● Acciones a realizar
**1)** Según el fragmento sobre el congreso de mujeres en Mérida, ¿por qué decidieron organizarse las asistentes? Responde en una a tres oraciones.
**2)** Prosigue el fragmento sobre el congreso de mujeres en Mérida a partir de su última oración.

● Fragmento proporcionado
De ese congreso nació el camino hacia el voto femenino
Del PAN, la senadora Gina Gerardina Campuzano González señaló que hace 110 años más de 600 mujeres se reunieron en el teatro “Peón Contreras” de Mérida para hacer algo que en su tiempo fue incomodo: exigir derechos. Eran en su mayoría maestras, mujeres que habían vivido la exclusión, sin tener reconocimiento ni derechos políticos, por lo que decidieron organizarse, debatir y levantar la voz.
Ese congreso, dijo, no fue simbólico, abrió una grieta irreversible en la historia de México; de ahí nació el camino hacia el voto femenino y la participación política de las mujeres. A más de un siglo, ese legado vive en esta tribuna; se ha avanzado en paridad y en leyes contra la violencia y mayor presencia de mujeres en la vida pública, pero hoy ser mujer sigue teniendo costos.

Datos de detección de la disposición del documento
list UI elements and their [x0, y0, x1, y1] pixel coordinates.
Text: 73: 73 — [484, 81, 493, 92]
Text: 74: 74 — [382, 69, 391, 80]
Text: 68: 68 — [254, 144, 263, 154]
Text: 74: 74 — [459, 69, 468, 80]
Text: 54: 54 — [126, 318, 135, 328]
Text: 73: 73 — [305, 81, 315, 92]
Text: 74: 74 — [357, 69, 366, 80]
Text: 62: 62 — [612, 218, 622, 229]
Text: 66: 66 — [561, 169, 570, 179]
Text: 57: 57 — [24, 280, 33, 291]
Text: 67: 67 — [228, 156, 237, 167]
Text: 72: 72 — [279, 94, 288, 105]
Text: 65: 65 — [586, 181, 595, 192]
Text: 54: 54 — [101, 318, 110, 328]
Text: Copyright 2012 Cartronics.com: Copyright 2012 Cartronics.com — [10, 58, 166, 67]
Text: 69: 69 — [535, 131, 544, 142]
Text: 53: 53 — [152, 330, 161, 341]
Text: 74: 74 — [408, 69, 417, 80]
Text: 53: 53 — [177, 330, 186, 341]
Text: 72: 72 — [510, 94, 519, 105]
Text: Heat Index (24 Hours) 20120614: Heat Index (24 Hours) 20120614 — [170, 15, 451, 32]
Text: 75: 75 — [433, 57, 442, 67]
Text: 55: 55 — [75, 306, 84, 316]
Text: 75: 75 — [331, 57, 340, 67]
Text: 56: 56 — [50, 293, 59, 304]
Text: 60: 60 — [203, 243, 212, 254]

● Resultados de las tareas
**1)** Las asistentes eran en su mayoría maestras que habían vivido la exclusión, sin reconocimiento ni derechos políticos. Por eso decidieron organizarse, debatir y levantar la voz.

**2)**
Esta conmemoración, un llamado urgente a la acción
La diputada Ruth Maricela Silva Andraca (PVEM) sostuvo que el surgimiento de un congreso feminista fue un acontecimiento que marcó un antes y un después en la lucha por la justicia, igualdad y los derechos de la mujer en México. Apuntó que recordar dicho momento no es solo evocar nombres o fechas, sino distinguir la valentía, visión y las estrategias de quienes imaginaron un horizonte en el que las mujeres fueran reconocidas como sujetas plenas de derechos civiles y políticos.
Esta conmemoración, añadió, también representa un llamado urgente a la acción, ya que la igualdad formal no garantiza por sí sola la igualdad real; “persisten brechas salariales, techos de cristal, violencia de género y barreras estructurales que limitan el pleno ejercicio de derechos, particularmente para las mujeres indígenas, rurales, afrodescendientes, con discapacidad y transexuales”.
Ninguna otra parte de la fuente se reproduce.